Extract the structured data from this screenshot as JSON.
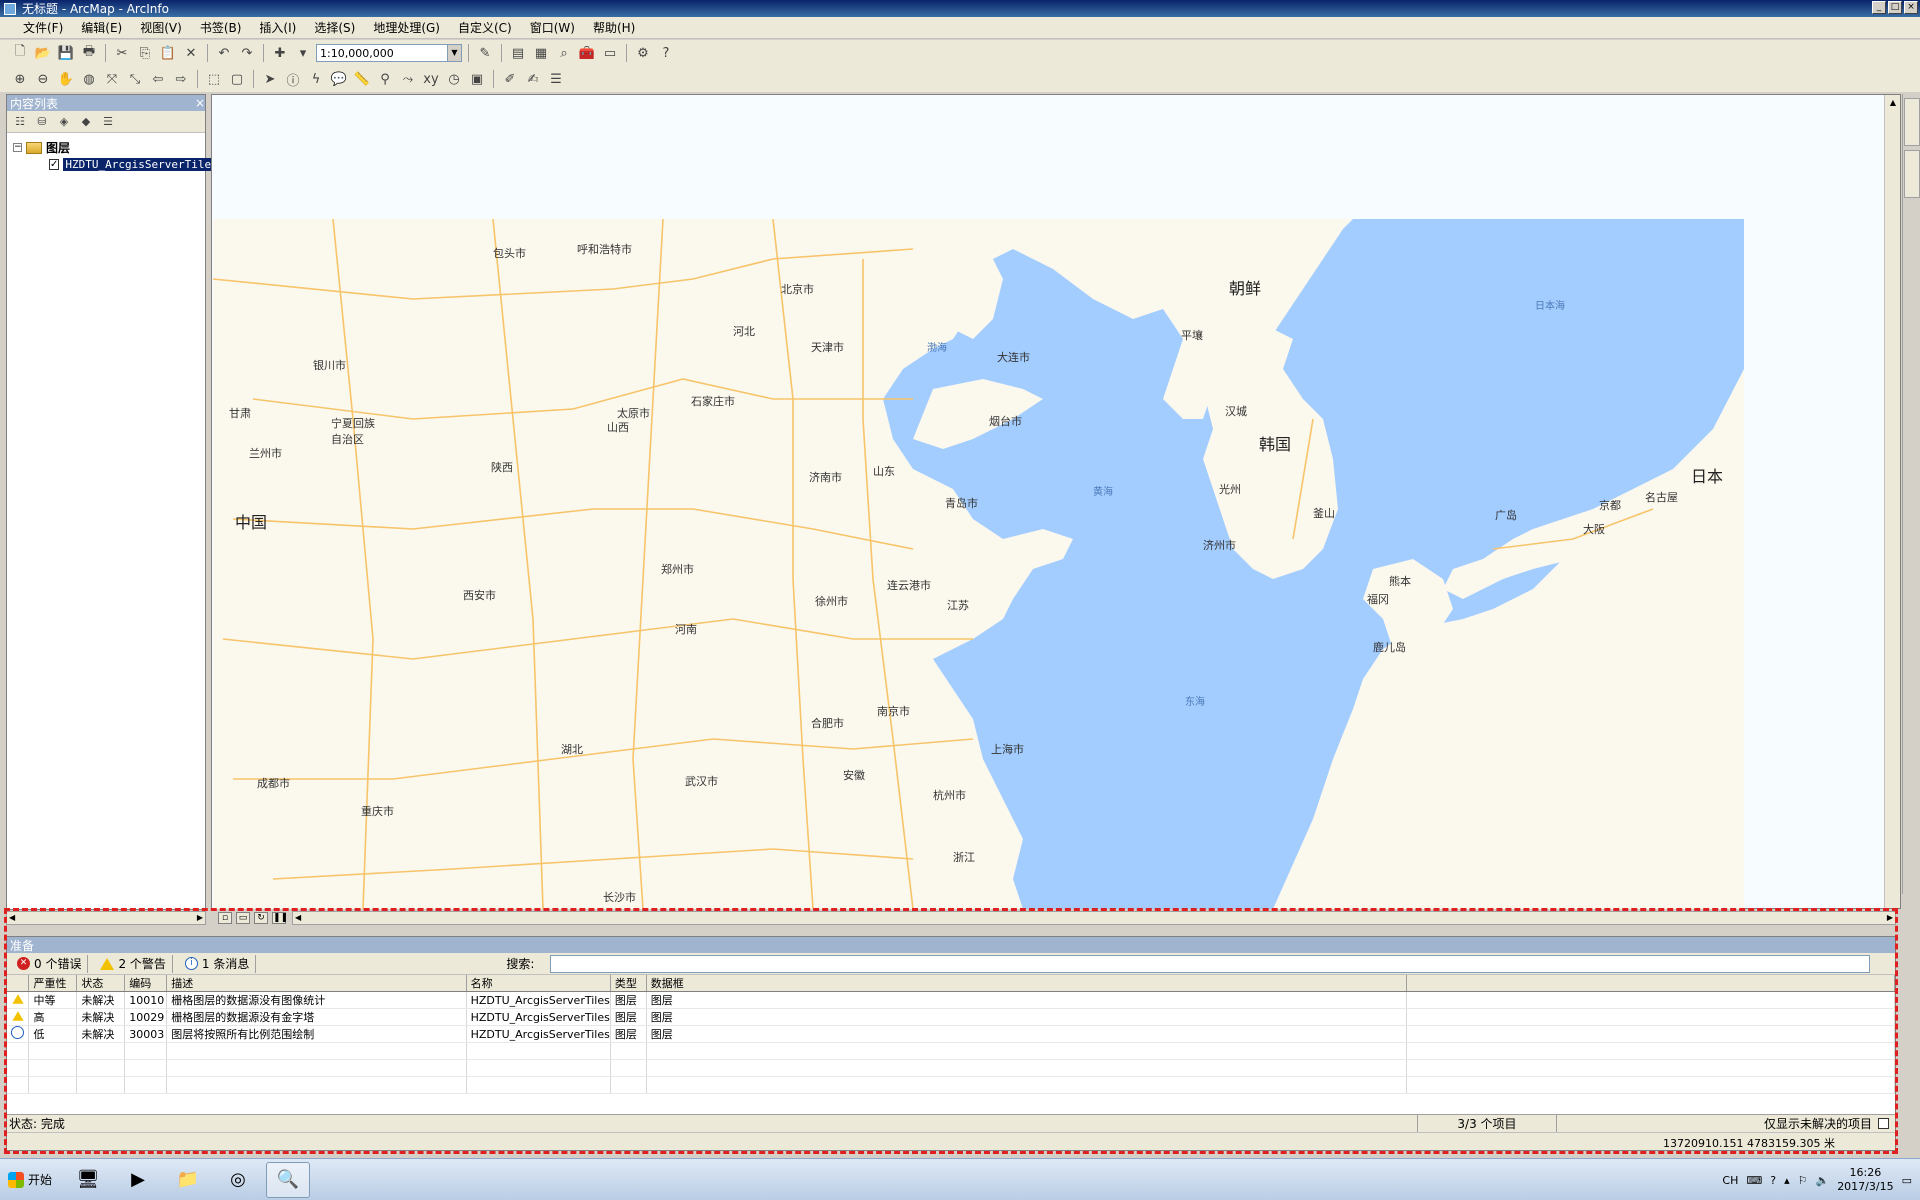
{
  "window": {
    "title": "无标题 - ArcMap - ArcInfo",
    "controls": [
      "_",
      "□",
      "×"
    ]
  },
  "menu": [
    "文件(F)",
    "编辑(E)",
    "视图(V)",
    "书签(B)",
    "插入(I)",
    "选择(S)",
    "地理处理(G)",
    "自定义(C)",
    "窗口(W)",
    "帮助(H)"
  ],
  "toolbar": {
    "scale": "1:10,000,000"
  },
  "toc": {
    "title": "内容列表",
    "root": "图层",
    "layer": "HZDTU_ArcgisServerTile"
  },
  "map": {
    "labels": {
      "china": "中国",
      "korea_n": "朝鲜",
      "korea_s": "韩国",
      "japan": "日本",
      "beijing": "北京市",
      "tianjin": "天津市",
      "shijiazhuang": "石家庄市",
      "taiyuan": "太原市",
      "jinan": "济南市",
      "qingdao": "青岛市",
      "zhengzhou": "郑州市",
      "xian": "西安市",
      "nanjing": "南京市",
      "shanghai": "上海市",
      "hangzhou": "杭州市",
      "wuhan": "武汉市",
      "hefei": "合肥市",
      "dalian": "大连市",
      "yantai": "烟台市",
      "pyongyang": "平壤",
      "seoul": "汉城",
      "busan": "釜山",
      "tokyo_region": "大阪",
      "kyoto": "京都",
      "fukuoka": "福冈",
      "chongqing": "重庆市",
      "chengdu": "成都市",
      "lanzhou": "兰州市",
      "hohhot": "呼和浩特市",
      "baotou": "包头市",
      "yinchuan": "银川市",
      "xuzhou": "徐州市",
      "lianyungang": "连云港市",
      "bohai": "渤海",
      "yellow_sea": "黄海",
      "east_sea": "东海",
      "japan_sea": "日本海",
      "shandong": "山东",
      "henan": "河南",
      "hebei": "河北",
      "shanxi": "山西",
      "shaanxi": "陕西",
      "jiangsu": "江苏",
      "anhui": "安徽",
      "hubei": "湖北",
      "zhejiang": "浙江",
      "ningxia": "宁夏回族\n自治区",
      "gansu": "甘肃",
      "jeju": "济州市",
      "gwangju": "光州",
      "nagoya": "名古屋",
      "hiroshima": "广岛",
      "kumamoto": "熊本",
      "kagoshima": "鹿儿岛",
      "changsha": "长沙市"
    }
  },
  "prepare": {
    "title": "准备",
    "errors": "0 个错误",
    "warnings": "2 个警告",
    "messages": "1 条消息",
    "search_label": "搜索:",
    "columns": [
      "严重性",
      "状态",
      "编码",
      "描述",
      "名称",
      "类型",
      "数据框"
    ],
    "rows": [
      {
        "icon": "warning-icon",
        "severity": "中等",
        "status": "未解决",
        "code": "10010",
        "desc": "栅格图层的数据源没有图像统计",
        "name": "HZDTU_ArcgisServerTiles",
        "type": "图层",
        "frame": "图层"
      },
      {
        "icon": "warning-icon",
        "severity": "高",
        "status": "未解决",
        "code": "10029",
        "desc": "栅格图层的数据源没有金字塔",
        "name": "HZDTU_ArcgisServerTiles",
        "type": "图层",
        "frame": "图层"
      },
      {
        "icon": "info-icon",
        "severity": "低",
        "status": "未解决",
        "code": "30003",
        "desc": "图层将按照所有比例范围绘制",
        "name": "HZDTU_ArcgisServerTiles",
        "type": "图层",
        "frame": "图层"
      }
    ],
    "status": "状态: 完成",
    "count": "3/3 个项目",
    "unresolved_only": "仅显示未解决的项目",
    "coords": "13720910.151  4783159.305 米"
  },
  "taskbar": {
    "start": "开始",
    "lang": "CH",
    "time": "16:26",
    "date": "2017/3/15"
  },
  "colors": {
    "land": "#fbf8ee",
    "sea": "#a3ccff",
    "road": "#f7c46a",
    "title_bar": "#0a246a"
  }
}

══════

» **Given problem**: Copy out all the records exactly, excluding pictures.

» **Reply**:
Extract the structured data from this screenshot as JSON.
{
  "window": {
    "title": "无标题 - ArcMap - ArcInfo",
    "controls": [
      "_",
      "□",
      "×"
    ]
  },
  "menu": [
    "文件(F)",
    "编辑(E)",
    "视图(V)",
    "书签(B)",
    "插入(I)",
    "选择(S)",
    "地理处理(G)",
    "自定义(C)",
    "窗口(W)",
    "帮助(H)"
  ],
  "toolbar": {
    "scale": "1:10,000,000"
  },
  "toc": {
    "title": "内容列表",
    "root": "图层",
    "layer": "HZDTU_ArcgisServerTile"
  },
  "map": {
    "labels": {
      "china": "中国",
      "korea_n": "朝鲜",
      "korea_s": "韩国",
      "japan": "日本",
      "beijing": "北京市",
      "tianjin": "天津市",
      "shijiazhuang": "石家庄市",
      "taiyuan": "太原市",
      "jinan": "济南市",
      "qingdao": "青岛市",
      "zhengzhou": "郑州市",
      "xian": "西安市",
      "nanjing": "南京市",
      "shanghai": "上海市",
      "hangzhou": "杭州市",
      "wuhan": "武汉市",
      "hefei": "合肥市",
      "dalian": "大连市",
      "yantai": "烟台市",
      "pyongyang": "平壤",
      "seoul": "汉城",
      "busan": "釜山",
      "tokyo_region": "大阪",
      "kyoto": "京都",
      "fukuoka": "福冈",
      "chongqing": "重庆市",
      "chengdu": "成都市",
      "lanzhou": "兰州市",
      "hohhot": "呼和浩特市",
      "baotou": "包头市",
      "yinchuan": "银川市",
      "xuzhou": "徐州市",
      "lianyungang": "连云港市",
      "bohai": "渤海",
      "yellow_sea": "黄海",
      "east_sea": "东海",
      "japan_sea": "日本海",
      "shandong": "山东",
      "henan": "河南",
      "hebei": "河北",
      "shanxi": "山西",
      "shaanxi": "陕西",
      "jiangsu": "江苏",
      "anhui": "安徽",
      "hubei": "湖北",
      "zhejiang": "浙江",
      "ningxia": "宁夏回族\n自治区",
      "gansu": "甘肃",
      "jeju": "济州市",
      "gwangju": "光州",
      "nagoya": "名古屋",
      "hiroshima": "广岛",
      "kumamoto": "熊本",
      "kagoshima": "鹿儿岛",
      "changsha": "长沙市"
    }
  },
  "prepare": {
    "title": "准备",
    "errors": "0 个错误",
    "warnings": "2 个警告",
    "messages": "1 条消息",
    "search_label": "搜索:",
    "columns": [
      "严重性",
      "状态",
      "编码",
      "描述",
      "名称",
      "类型",
      "数据框"
    ],
    "rows": [
      {
        "icon": "warning-icon",
        "severity": "中等",
        "status": "未解决",
        "code": "10010",
        "desc": "栅格图层的数据源没有图像统计",
        "name": "HZDTU_ArcgisServerTiles",
        "type": "图层",
        "frame": "图层"
      },
      {
        "icon": "warning-icon",
        "severity": "高",
        "status": "未解决",
        "code": "10029",
        "desc": "栅格图层的数据源没有金字塔",
        "name": "HZDTU_ArcgisServerTiles",
        "type": "图层",
        "frame": "图层"
      },
      {
        "icon": "info-icon",
        "severity": "低",
        "status": "未解决",
        "code": "30003",
        "desc": "图层将按照所有比例范围绘制",
        "name": "HZDTU_ArcgisServerTiles",
        "type": "图层",
        "frame": "图层"
      }
    ],
    "status": "状态: 完成",
    "count": "3/3 个项目",
    "unresolved_only": "仅显示未解决的项目",
    "coords": "13720910.151  4783159.305 米"
  },
  "taskbar": {
    "start": "开始",
    "lang": "CH",
    "time": "16:26",
    "date": "2017/3/15"
  },
  "colors": {
    "land": "#fbf8ee",
    "sea": "#a3ccff",
    "road": "#f7c46a",
    "title_bar": "#0a246a"
  }
}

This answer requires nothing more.